Stored entries
________________________________________

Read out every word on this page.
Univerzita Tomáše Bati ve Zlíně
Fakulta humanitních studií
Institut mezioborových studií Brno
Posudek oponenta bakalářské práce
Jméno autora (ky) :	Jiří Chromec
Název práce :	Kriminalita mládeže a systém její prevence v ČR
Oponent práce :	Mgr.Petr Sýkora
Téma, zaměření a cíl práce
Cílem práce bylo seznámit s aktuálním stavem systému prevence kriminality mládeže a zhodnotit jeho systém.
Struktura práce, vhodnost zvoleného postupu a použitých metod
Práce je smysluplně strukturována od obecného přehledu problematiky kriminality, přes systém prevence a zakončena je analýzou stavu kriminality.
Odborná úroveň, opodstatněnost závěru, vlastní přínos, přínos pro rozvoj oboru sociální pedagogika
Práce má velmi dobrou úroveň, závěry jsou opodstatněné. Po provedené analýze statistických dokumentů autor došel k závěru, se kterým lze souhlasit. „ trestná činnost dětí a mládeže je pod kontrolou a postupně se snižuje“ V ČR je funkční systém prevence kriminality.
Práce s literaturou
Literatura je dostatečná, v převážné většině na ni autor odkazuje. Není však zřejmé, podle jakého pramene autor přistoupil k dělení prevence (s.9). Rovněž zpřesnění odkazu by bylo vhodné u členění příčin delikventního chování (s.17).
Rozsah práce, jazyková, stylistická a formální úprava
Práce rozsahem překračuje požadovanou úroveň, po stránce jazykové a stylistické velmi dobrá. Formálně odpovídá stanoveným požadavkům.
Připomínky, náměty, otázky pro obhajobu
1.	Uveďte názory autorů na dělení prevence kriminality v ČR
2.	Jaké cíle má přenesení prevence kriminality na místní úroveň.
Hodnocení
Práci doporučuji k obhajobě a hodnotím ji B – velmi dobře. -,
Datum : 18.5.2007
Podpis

________________________________________

Only lines with "bylo" are wanted here; list each of them.

Cílem práce bylo seznámit s aktuálním stavem systému prevence kriminality mládeže a zhodnotit jeho systém.
Literatura je dostatečná, v převážné většině na ni autor odkazuje. Není však zřejmé, podle jakého pramene autor přistoupil k dělení prevence (s.9). Rovněž zpřesnění odkazu by bylo vhodné u členění příčin delikventního chování (s.17).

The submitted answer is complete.